§ INSTRUCTIONS TO FOLLOW: Reproduce the data below, substituting "orbit-swath" for every occurrence of "satellite-swath" and leaving everything else unchanged.

§ SOURCE RECORDS:

---

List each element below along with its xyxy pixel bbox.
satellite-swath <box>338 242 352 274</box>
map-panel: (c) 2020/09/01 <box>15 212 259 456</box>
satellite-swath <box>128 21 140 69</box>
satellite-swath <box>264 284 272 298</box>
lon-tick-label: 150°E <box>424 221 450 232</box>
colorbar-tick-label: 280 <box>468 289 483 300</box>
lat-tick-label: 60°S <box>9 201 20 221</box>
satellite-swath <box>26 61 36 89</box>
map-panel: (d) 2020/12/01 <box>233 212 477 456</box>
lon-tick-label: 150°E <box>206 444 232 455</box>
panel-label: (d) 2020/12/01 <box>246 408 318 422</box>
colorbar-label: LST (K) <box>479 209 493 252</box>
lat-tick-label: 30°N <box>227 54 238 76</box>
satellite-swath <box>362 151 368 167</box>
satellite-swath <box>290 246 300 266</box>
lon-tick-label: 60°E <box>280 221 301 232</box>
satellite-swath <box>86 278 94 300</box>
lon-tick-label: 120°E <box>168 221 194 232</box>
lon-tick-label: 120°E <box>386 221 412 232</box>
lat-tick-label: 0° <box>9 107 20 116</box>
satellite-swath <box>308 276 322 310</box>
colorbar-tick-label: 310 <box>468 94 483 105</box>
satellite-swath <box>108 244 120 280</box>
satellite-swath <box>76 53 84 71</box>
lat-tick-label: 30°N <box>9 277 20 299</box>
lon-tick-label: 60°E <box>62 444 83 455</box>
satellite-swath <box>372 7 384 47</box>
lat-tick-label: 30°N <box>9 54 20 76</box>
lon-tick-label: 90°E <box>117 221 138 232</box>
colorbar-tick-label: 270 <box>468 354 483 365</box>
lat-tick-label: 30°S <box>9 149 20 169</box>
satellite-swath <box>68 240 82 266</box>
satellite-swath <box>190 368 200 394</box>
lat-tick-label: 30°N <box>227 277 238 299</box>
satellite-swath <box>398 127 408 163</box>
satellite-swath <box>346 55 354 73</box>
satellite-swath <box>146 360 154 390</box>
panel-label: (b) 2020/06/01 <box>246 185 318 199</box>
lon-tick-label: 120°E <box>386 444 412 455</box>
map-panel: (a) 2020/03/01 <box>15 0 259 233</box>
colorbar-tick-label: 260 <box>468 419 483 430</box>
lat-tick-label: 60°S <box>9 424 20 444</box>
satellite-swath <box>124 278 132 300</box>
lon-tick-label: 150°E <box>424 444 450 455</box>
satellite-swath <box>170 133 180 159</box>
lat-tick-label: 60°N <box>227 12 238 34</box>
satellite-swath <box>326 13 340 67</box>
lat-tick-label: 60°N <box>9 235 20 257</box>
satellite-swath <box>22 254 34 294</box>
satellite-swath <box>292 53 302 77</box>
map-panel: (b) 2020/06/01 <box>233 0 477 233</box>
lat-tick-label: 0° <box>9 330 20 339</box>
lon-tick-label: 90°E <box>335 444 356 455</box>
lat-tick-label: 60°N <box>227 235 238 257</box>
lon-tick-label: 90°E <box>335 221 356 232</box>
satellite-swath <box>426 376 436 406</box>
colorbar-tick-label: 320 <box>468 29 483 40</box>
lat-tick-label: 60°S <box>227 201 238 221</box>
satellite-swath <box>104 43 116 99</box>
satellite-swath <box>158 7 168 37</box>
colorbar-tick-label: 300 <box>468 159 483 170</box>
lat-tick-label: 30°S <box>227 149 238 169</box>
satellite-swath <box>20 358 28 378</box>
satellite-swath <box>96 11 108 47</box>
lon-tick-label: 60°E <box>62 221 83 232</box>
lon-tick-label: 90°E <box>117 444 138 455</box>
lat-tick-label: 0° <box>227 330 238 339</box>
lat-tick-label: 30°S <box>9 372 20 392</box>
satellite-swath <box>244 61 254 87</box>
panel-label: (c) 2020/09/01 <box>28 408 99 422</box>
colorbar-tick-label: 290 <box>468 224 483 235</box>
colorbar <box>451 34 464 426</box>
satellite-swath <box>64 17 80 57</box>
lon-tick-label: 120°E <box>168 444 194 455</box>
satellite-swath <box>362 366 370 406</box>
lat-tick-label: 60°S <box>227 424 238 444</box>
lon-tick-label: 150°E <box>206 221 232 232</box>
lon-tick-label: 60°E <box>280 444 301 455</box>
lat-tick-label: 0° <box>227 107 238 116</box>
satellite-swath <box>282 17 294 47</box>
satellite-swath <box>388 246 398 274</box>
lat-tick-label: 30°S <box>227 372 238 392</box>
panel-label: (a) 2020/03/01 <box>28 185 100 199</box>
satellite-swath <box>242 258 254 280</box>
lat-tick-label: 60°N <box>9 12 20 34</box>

---

§ RESULT OF THIS EXERCISE:
List each element below along with its xyxy pixel bbox.
orbit-swath <box>338 242 352 274</box>
map-panel: (c) 2020/09/01 <box>15 212 259 456</box>
orbit-swath <box>128 21 140 69</box>
orbit-swath <box>264 284 272 298</box>
lon-tick-label: 150°E <box>424 221 450 232</box>
colorbar-tick-label: 280 <box>468 289 483 300</box>
lat-tick-label: 60°S <box>9 201 20 221</box>
orbit-swath <box>26 61 36 89</box>
map-panel: (d) 2020/12/01 <box>233 212 477 456</box>
lon-tick-label: 150°E <box>206 444 232 455</box>
panel-label: (d) 2020/12/01 <box>246 408 318 422</box>
colorbar-label: LST (K) <box>479 209 493 252</box>
lat-tick-label: 30°N <box>227 54 238 76</box>
orbit-swath <box>362 151 368 167</box>
orbit-swath <box>290 246 300 266</box>
lon-tick-label: 60°E <box>280 221 301 232</box>
orbit-swath <box>86 278 94 300</box>
lon-tick-label: 120°E <box>168 221 194 232</box>
lon-tick-label: 120°E <box>386 221 412 232</box>
lat-tick-label: 0° <box>9 107 20 116</box>
orbit-swath <box>308 276 322 310</box>
colorbar-tick-label: 310 <box>468 94 483 105</box>
orbit-swath <box>108 244 120 280</box>
orbit-swath <box>76 53 84 71</box>
lat-tick-label: 30°N <box>9 277 20 299</box>
lon-tick-label: 60°E <box>62 444 83 455</box>
orbit-swath <box>372 7 384 47</box>
lat-tick-label: 30°N <box>9 54 20 76</box>
lon-tick-label: 90°E <box>117 221 138 232</box>
colorbar-tick-label: 270 <box>468 354 483 365</box>
lat-tick-label: 30°S <box>9 149 20 169</box>
orbit-swath <box>68 240 82 266</box>
orbit-swath <box>190 368 200 394</box>
lat-tick-label: 30°N <box>227 277 238 299</box>
orbit-swath <box>398 127 408 163</box>
orbit-swath <box>346 55 354 73</box>
orbit-swath <box>146 360 154 390</box>
panel-label: (b) 2020/06/01 <box>246 185 318 199</box>
lon-tick-label: 120°E <box>386 444 412 455</box>
map-panel: (a) 2020/03/01 <box>15 0 259 233</box>
colorbar-tick-label: 260 <box>468 419 483 430</box>
lat-tick-label: 60°S <box>9 424 20 444</box>
orbit-swath <box>124 278 132 300</box>
lon-tick-label: 150°E <box>424 444 450 455</box>
orbit-swath <box>170 133 180 159</box>
lat-tick-label: 60°N <box>227 12 238 34</box>
orbit-swath <box>326 13 340 67</box>
lat-tick-label: 60°N <box>9 235 20 257</box>
orbit-swath <box>22 254 34 294</box>
orbit-swath <box>292 53 302 77</box>
map-panel: (b) 2020/06/01 <box>233 0 477 233</box>
lat-tick-label: 0° <box>9 330 20 339</box>
lon-tick-label: 90°E <box>335 444 356 455</box>
lat-tick-label: 60°N <box>227 235 238 257</box>
lon-tick-label: 90°E <box>335 221 356 232</box>
orbit-swath <box>426 376 436 406</box>
colorbar-tick-label: 320 <box>468 29 483 40</box>
lat-tick-label: 60°S <box>227 201 238 221</box>
orbit-swath <box>104 43 116 99</box>
orbit-swath <box>158 7 168 37</box>
colorbar-tick-label: 300 <box>468 159 483 170</box>
lat-tick-label: 30°S <box>227 149 238 169</box>
orbit-swath <box>20 358 28 378</box>
orbit-swath <box>96 11 108 47</box>
lon-tick-label: 60°E <box>62 221 83 232</box>
lon-tick-label: 90°E <box>117 444 138 455</box>
lat-tick-label: 0° <box>227 330 238 339</box>
lat-tick-label: 30°S <box>9 372 20 392</box>
orbit-swath <box>244 61 254 87</box>
panel-label: (c) 2020/09/01 <box>28 408 99 422</box>
colorbar-tick-label: 290 <box>468 224 483 235</box>
colorbar <box>451 34 464 426</box>
orbit-swath <box>64 17 80 57</box>
lon-tick-label: 120°E <box>168 444 194 455</box>
orbit-swath <box>362 366 370 406</box>
lat-tick-label: 60°S <box>227 424 238 444</box>
lon-tick-label: 150°E <box>206 221 232 232</box>
lon-tick-label: 60°E <box>280 444 301 455</box>
lat-tick-label: 0° <box>227 107 238 116</box>
orbit-swath <box>282 17 294 47</box>
orbit-swath <box>388 246 398 274</box>
lat-tick-label: 30°S <box>227 372 238 392</box>
panel-label: (a) 2020/03/01 <box>28 185 100 199</box>
orbit-swath <box>242 258 254 280</box>
lat-tick-label: 60°N <box>9 12 20 34</box>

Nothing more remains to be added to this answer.